| Request |
Without the pictures, return each record as it appears.
## Start Dataset content
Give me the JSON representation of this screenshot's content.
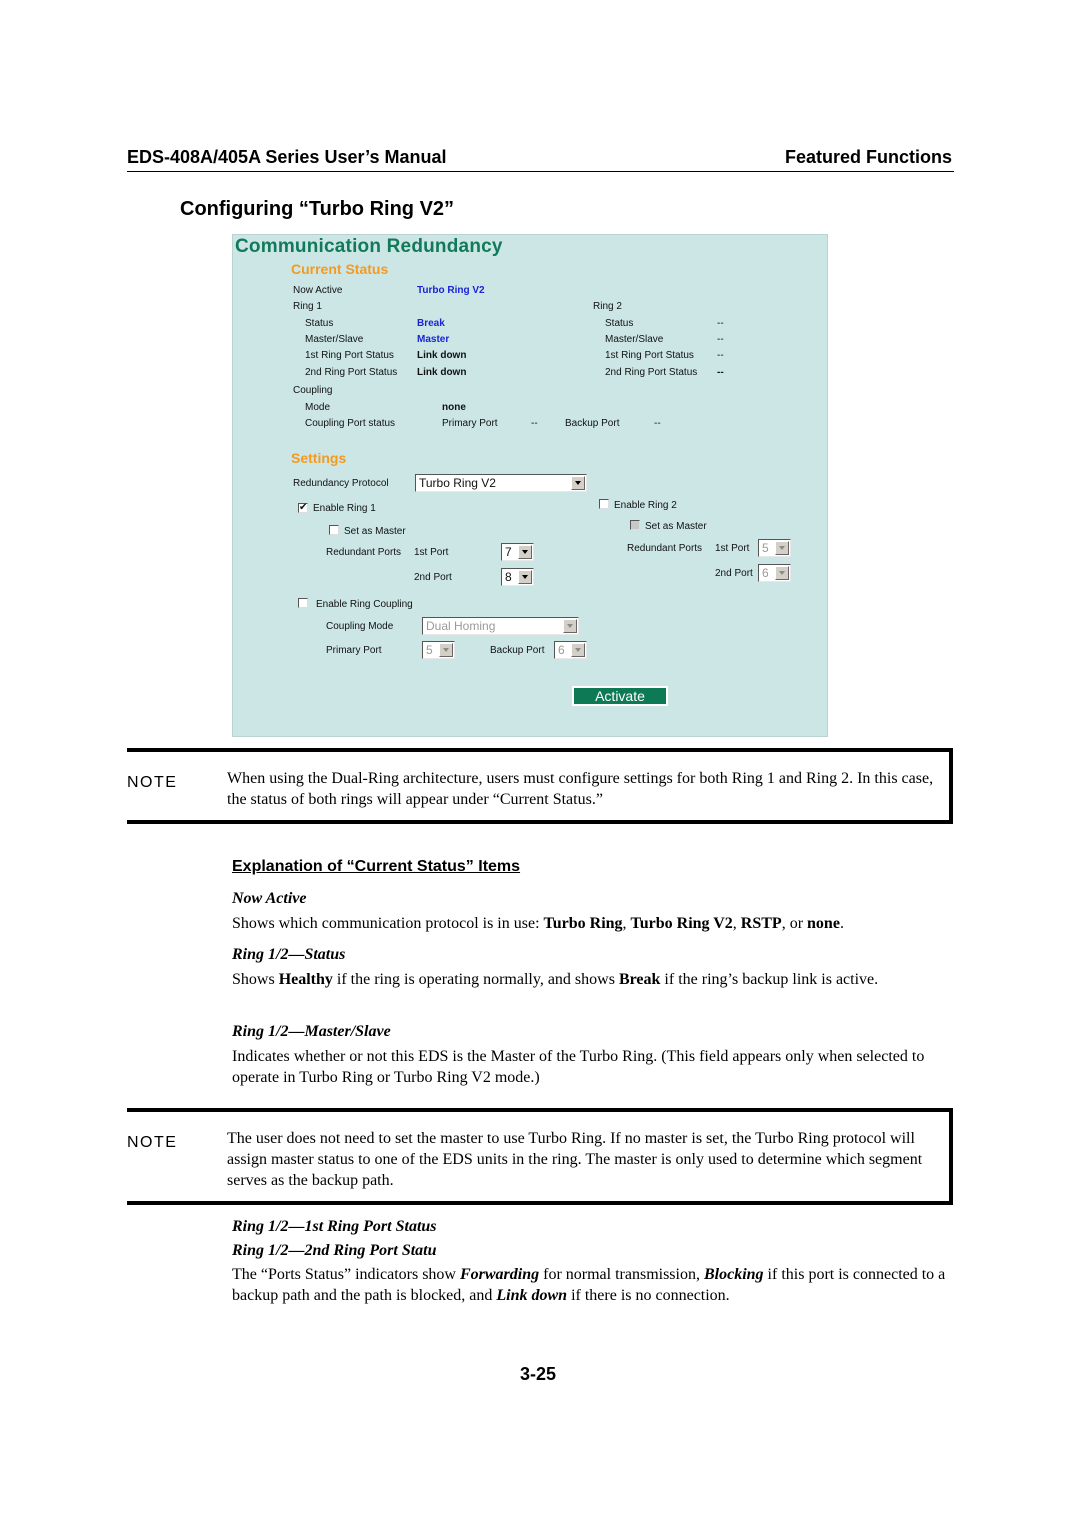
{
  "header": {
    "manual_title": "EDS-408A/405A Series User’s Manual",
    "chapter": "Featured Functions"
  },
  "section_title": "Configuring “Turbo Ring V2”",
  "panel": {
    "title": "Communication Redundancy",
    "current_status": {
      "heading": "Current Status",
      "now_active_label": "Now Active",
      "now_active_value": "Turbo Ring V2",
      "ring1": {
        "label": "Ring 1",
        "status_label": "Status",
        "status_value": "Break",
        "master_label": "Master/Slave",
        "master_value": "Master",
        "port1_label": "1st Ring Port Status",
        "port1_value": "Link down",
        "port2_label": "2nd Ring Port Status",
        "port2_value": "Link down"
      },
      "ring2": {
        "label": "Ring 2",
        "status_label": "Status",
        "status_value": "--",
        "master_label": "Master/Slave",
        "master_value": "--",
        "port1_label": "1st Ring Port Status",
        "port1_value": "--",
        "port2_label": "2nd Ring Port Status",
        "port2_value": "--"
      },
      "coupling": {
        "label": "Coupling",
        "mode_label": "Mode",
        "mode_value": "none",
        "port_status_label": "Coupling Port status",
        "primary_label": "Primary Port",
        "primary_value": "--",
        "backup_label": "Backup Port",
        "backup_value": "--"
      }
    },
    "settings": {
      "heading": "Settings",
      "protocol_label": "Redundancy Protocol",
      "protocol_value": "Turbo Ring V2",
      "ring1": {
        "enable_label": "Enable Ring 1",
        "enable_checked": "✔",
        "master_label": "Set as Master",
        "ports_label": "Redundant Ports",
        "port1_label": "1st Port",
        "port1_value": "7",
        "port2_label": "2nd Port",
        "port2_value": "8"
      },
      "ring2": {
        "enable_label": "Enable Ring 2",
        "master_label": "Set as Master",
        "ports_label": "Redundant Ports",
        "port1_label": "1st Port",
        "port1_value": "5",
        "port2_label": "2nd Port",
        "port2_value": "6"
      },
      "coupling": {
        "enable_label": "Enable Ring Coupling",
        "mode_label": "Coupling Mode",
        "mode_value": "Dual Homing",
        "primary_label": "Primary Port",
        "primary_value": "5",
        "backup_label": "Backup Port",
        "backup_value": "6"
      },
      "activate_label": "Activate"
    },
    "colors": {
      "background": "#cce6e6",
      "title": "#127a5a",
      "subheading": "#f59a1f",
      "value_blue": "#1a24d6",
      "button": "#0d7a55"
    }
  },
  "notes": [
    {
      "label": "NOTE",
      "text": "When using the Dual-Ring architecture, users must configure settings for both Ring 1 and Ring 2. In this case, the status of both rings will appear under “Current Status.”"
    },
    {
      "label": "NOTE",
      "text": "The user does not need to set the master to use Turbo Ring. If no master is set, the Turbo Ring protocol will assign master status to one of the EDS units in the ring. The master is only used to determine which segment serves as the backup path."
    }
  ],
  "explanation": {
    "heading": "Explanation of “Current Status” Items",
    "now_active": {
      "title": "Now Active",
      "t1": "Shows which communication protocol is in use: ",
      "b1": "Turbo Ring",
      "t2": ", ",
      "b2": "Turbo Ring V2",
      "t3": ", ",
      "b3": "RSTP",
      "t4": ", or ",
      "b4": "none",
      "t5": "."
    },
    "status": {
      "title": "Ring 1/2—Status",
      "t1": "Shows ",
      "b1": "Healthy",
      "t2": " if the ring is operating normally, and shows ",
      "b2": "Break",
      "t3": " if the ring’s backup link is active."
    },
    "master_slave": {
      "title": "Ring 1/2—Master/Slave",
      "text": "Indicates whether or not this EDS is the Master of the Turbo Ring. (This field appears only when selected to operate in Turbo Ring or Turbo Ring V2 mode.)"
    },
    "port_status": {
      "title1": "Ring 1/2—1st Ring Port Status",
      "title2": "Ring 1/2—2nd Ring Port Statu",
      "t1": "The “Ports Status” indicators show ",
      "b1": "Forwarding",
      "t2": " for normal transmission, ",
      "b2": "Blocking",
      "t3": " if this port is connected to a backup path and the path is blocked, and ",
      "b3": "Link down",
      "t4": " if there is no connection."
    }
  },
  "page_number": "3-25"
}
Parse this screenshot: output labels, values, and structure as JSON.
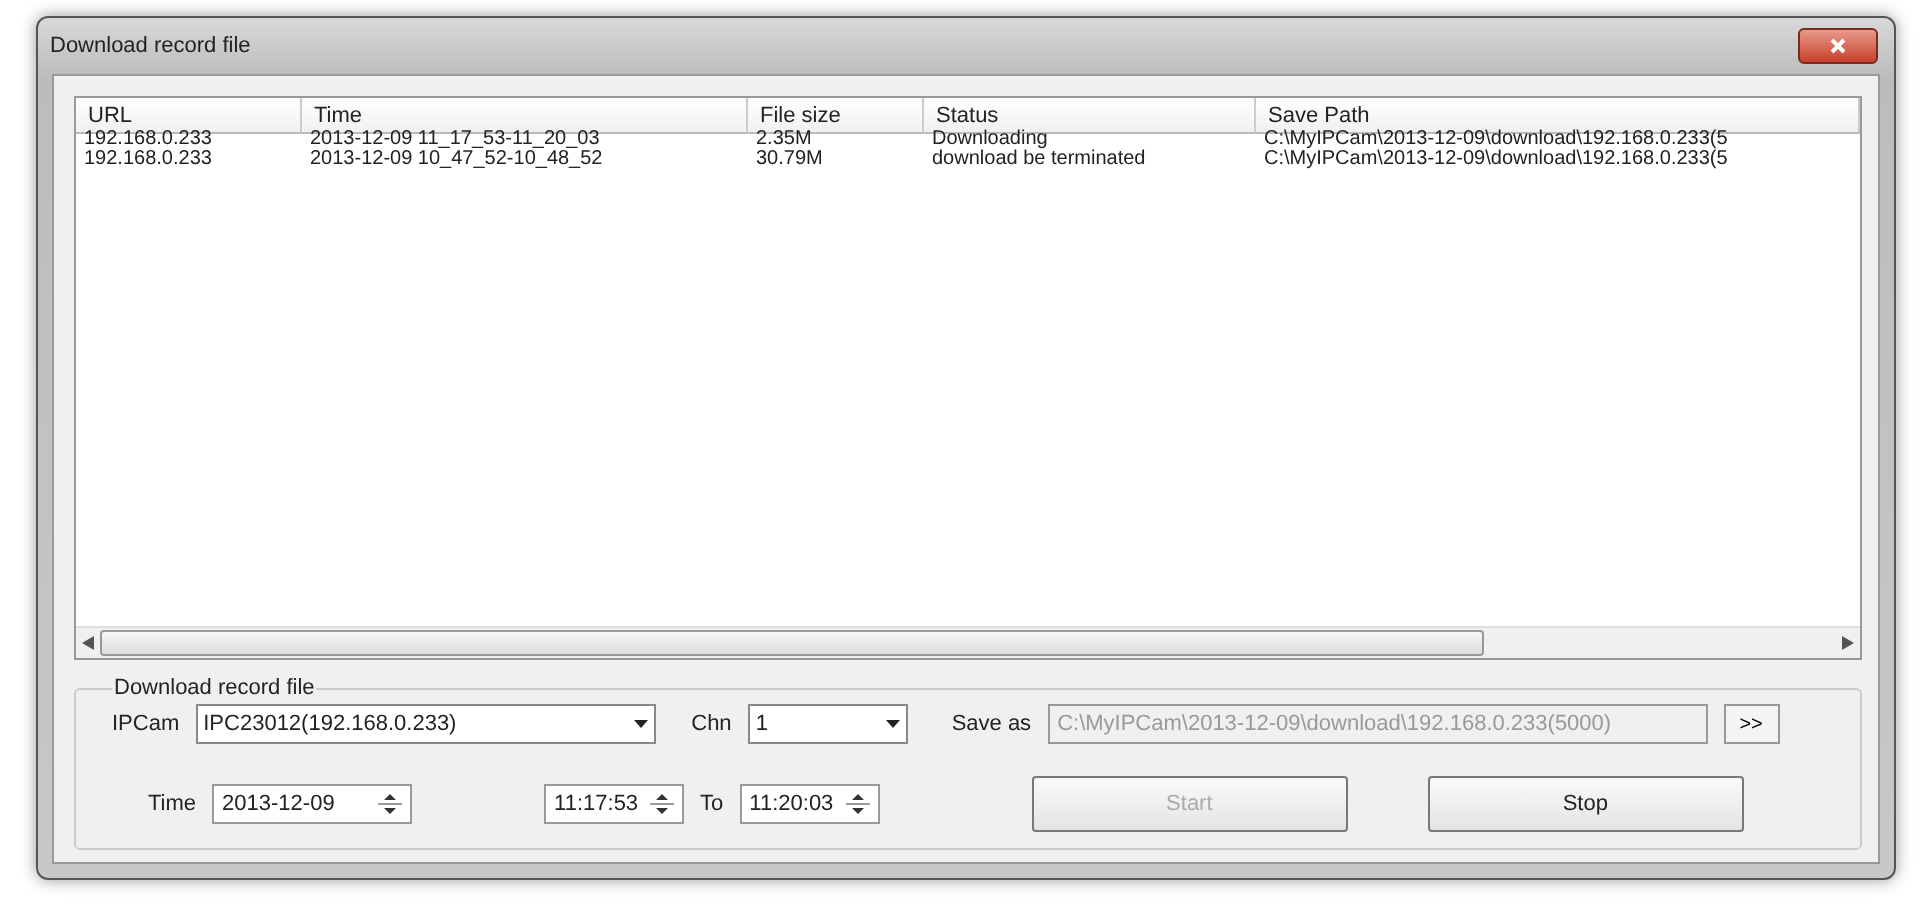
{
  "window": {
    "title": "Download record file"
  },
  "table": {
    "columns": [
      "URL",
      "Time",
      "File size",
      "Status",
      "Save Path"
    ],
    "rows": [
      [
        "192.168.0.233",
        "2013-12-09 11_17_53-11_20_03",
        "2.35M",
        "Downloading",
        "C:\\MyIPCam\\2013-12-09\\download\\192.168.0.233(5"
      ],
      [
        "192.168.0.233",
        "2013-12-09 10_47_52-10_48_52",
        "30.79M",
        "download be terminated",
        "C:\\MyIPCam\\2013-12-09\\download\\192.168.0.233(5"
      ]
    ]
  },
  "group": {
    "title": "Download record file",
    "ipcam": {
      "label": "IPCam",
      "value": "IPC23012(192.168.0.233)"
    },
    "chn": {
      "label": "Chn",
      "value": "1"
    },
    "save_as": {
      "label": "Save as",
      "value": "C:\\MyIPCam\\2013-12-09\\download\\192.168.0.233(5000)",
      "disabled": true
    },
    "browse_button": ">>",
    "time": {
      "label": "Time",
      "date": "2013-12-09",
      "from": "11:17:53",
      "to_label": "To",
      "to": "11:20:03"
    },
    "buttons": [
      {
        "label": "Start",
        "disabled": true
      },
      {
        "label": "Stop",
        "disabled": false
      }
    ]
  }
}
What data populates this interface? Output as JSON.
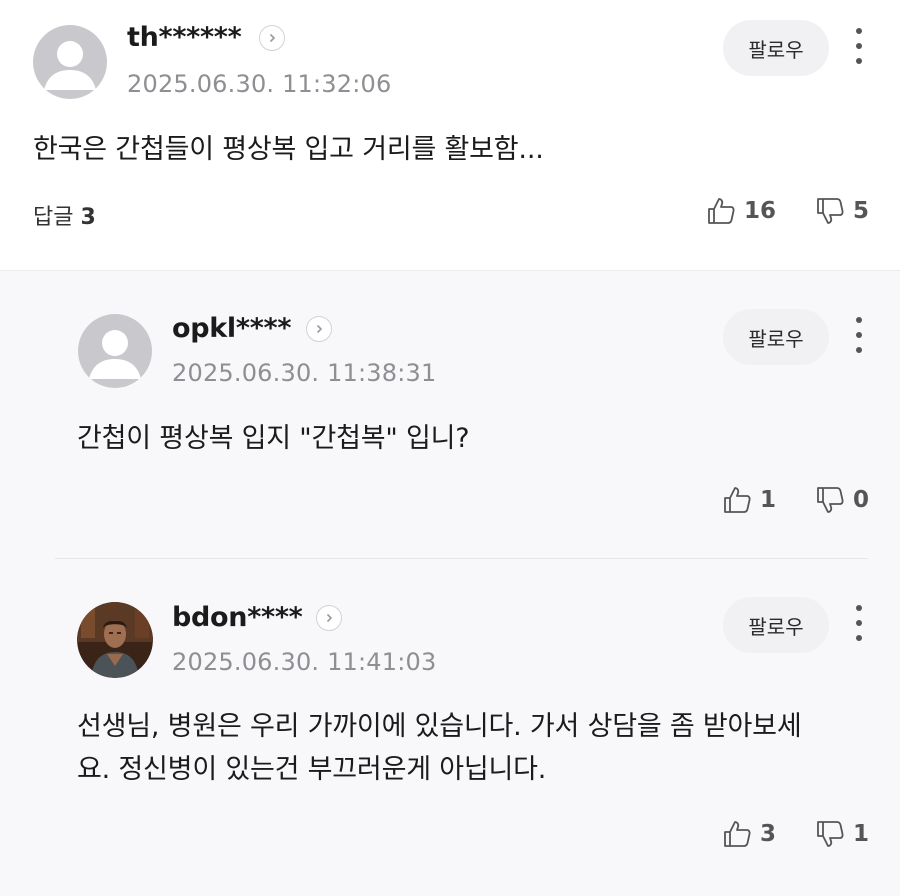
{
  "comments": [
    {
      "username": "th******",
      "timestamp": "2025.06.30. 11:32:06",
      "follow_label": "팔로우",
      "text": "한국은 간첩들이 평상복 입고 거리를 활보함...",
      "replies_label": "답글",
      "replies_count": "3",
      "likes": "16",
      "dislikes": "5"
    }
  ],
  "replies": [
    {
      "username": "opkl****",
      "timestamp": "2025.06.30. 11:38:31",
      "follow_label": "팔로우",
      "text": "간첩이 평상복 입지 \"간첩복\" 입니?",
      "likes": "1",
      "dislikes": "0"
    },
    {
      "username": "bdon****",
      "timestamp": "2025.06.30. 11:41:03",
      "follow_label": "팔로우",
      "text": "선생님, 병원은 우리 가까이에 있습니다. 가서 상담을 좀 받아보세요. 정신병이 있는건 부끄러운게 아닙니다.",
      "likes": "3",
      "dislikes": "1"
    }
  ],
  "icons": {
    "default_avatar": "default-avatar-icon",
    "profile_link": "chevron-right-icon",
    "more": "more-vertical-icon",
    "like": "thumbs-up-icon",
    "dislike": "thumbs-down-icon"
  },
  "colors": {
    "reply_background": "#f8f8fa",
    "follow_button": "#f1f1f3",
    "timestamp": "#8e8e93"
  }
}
## End Dataset content
| Problem solution |
Give me the JSON representation of this screenshot's content.
{
  "header": {
    "manual_title": "EDS-408A/405A Series User’s Manual",
    "chapter": "Featured Functions"
  },
  "section_title": "Configuring “Turbo Ring V2”",
  "panel": {
    "title": "Communication Redundancy",
    "current_status": {
      "heading": "Current Status",
      "now_active_label": "Now Active",
      "now_active_value": "Turbo Ring V2",
      "ring1": {
        "label": "Ring 1",
        "status_label": "Status",
        "status_value": "Break",
        "master_label": "Master/Slave",
        "master_value": "Master",
        "port1_label": "1st Ring Port Status",
        "port1_value": "Link down",
        "port2_label": "2nd Ring Port Status",
        "port2_value": "Link down"
      },
      "ring2": {
        "label": "Ring 2",
        "status_label": "Status",
        "status_value": "--",
        "master_label": "Master/Slave",
        "master_value": "--",
        "port1_label": "1st Ring Port Status",
        "port1_value": "--",
        "port2_label": "2nd Ring Port Status",
        "port2_value": "--"
      },
      "coupling": {
        "label": "Coupling",
        "mode_label": "Mode",
        "mode_value": "none",
        "port_status_label": "Coupling Port status",
        "primary_label": "Primary Port",
        "primary_value": "--",
        "backup_label": "Backup Port",
        "backup_value": "--"
      }
    },
    "settings": {
      "heading": "Settings",
      "protocol_label": "Redundancy Protocol",
      "protocol_value": "Turbo Ring V2",
      "ring1": {
        "enable_label": "Enable Ring 1",
        "enable_checked": "✔",
        "master_label": "Set as Master",
        "ports_label": "Redundant Ports",
        "port1_label": "1st Port",
        "port1_value": "7",
        "port2_label": "2nd Port",
        "port2_value": "8"
      },
      "ring2": {
        "enable_label": "Enable Ring 2",
        "master_label": "Set as Master",
        "ports_label": "Redundant Ports",
        "port1_label": "1st Port",
        "port1_value": "5",
        "port2_label": "2nd Port",
        "port2_value": "6"
      },
      "coupling": {
        "enable_label": "Enable Ring Coupling",
        "mode_label": "Coupling Mode",
        "mode_value": "Dual Homing",
        "primary_label": "Primary Port",
        "primary_value": "5",
        "backup_label": "Backup Port",
        "backup_value": "6"
      },
      "activate_label": "Activate"
    },
    "colors": {
      "background": "#cce6e6",
      "title": "#127a5a",
      "subheading": "#f59a1f",
      "value_blue": "#1a24d6",
      "button": "#0d7a55"
    }
  },
  "notes": [
    {
      "label": "NOTE",
      "text": "When using the Dual-Ring architecture, users must configure settings for both Ring 1 and Ring 2. In this case, the status of both rings will appear under “Current Status.”"
    },
    {
      "label": "NOTE",
      "text": "The user does not need to set the master to use Turbo Ring. If no master is set, the Turbo Ring protocol will assign master status to one of the EDS units in the ring. The master is only used to determine which segment serves as the backup path."
    }
  ],
  "explanation": {
    "heading": "Explanation of “Current Status” Items",
    "now_active": {
      "title": "Now Active",
      "t1": "Shows which communication protocol is in use: ",
      "b1": "Turbo Ring",
      "t2": ", ",
      "b2": "Turbo Ring V2",
      "t3": ", ",
      "b3": "RSTP",
      "t4": ", or ",
      "b4": "none",
      "t5": "."
    },
    "status": {
      "title": "Ring 1/2—Status",
      "t1": "Shows ",
      "b1": "Healthy",
      "t2": " if the ring is operating normally, and shows ",
      "b2": "Break",
      "t3": " if the ring’s backup link is active."
    },
    "master_slave": {
      "title": "Ring 1/2—Master/Slave",
      "text": "Indicates whether or not this EDS is the Master of the Turbo Ring. (This field appears only when selected to operate in Turbo Ring or Turbo Ring V2 mode.)"
    },
    "port_status": {
      "title1": "Ring 1/2—1st Ring Port Status",
      "title2": "Ring 1/2—2nd Ring Port Statu",
      "t1": "The “Ports Status” indicators show ",
      "b1": "Forwarding",
      "t2": " for normal transmission, ",
      "b2": "Blocking",
      "t3": " if this port is connected to a backup path and the path is blocked, and ",
      "b3": "Link down",
      "t4": " if there is no connection."
    }
  },
  "page_number": "3-25"
}
Parse this screenshot: output labels, values, and structure as JSON.
{
  "window": {
    "title": "Download record file"
  },
  "table": {
    "columns": [
      "URL",
      "Time",
      "File size",
      "Status",
      "Save Path"
    ],
    "rows": [
      [
        "192.168.0.233",
        "2013-12-09 11_17_53-11_20_03",
        "2.35M",
        "Downloading",
        "C:\\MyIPCam\\2013-12-09\\download\\192.168.0.233(5"
      ],
      [
        "192.168.0.233",
        "2013-12-09 10_47_52-10_48_52",
        "30.79M",
        "download be terminated",
        "C:\\MyIPCam\\2013-12-09\\download\\192.168.0.233(5"
      ]
    ]
  },
  "group": {
    "title": "Download record file",
    "ipcam": {
      "label": "IPCam",
      "value": "IPC23012(192.168.0.233)"
    },
    "chn": {
      "label": "Chn",
      "value": "1"
    },
    "save_as": {
      "label": "Save as",
      "value": "C:\\MyIPCam\\2013-12-09\\download\\192.168.0.233(5000)",
      "disabled": true
    },
    "browse_button": ">>",
    "time": {
      "label": "Time",
      "date": "2013-12-09",
      "from": "11:17:53",
      "to_label": "To",
      "to": "11:20:03"
    },
    "buttons": [
      {
        "label": "Start",
        "disabled": true
      },
      {
        "label": "Stop",
        "disabled": false
      }
    ]
  }
}
What data populates this interface? Output as JSON.
{
  "comments": [
    {
      "username": "th******",
      "timestamp": "2025.06.30. 11:32:06",
      "follow_label": "팔로우",
      "text": "한국은 간첩들이 평상복 입고 거리를 활보함...",
      "replies_label": "답글",
      "replies_count": "3",
      "likes": "16",
      "dislikes": "5"
    }
  ],
  "replies": [
    {
      "username": "opkl****",
      "timestamp": "2025.06.30. 11:38:31",
      "follow_label": "팔로우",
      "text": "간첩이 평상복 입지 \"간첩복\" 입니?",
      "likes": "1",
      "dislikes": "0"
    },
    {
      "username": "bdon****",
      "timestamp": "2025.06.30. 11:41:03",
      "follow_label": "팔로우",
      "text": "선생님, 병원은 우리 가까이에 있습니다. 가서 상담을 좀 받아보세요. 정신병이 있는건 부끄러운게 아닙니다.",
      "likes": "3",
      "dislikes": "1"
    }
  ],
  "icons": {
    "default_avatar": "default-avatar-icon",
    "profile_link": "chevron-right-icon",
    "more": "more-vertical-icon",
    "like": "thumbs-up-icon",
    "dislike": "thumbs-down-icon"
  },
  "colors": {
    "reply_background": "#f8f8fa",
    "follow_button": "#f1f1f3",
    "timestamp": "#8e8e93"
  }
}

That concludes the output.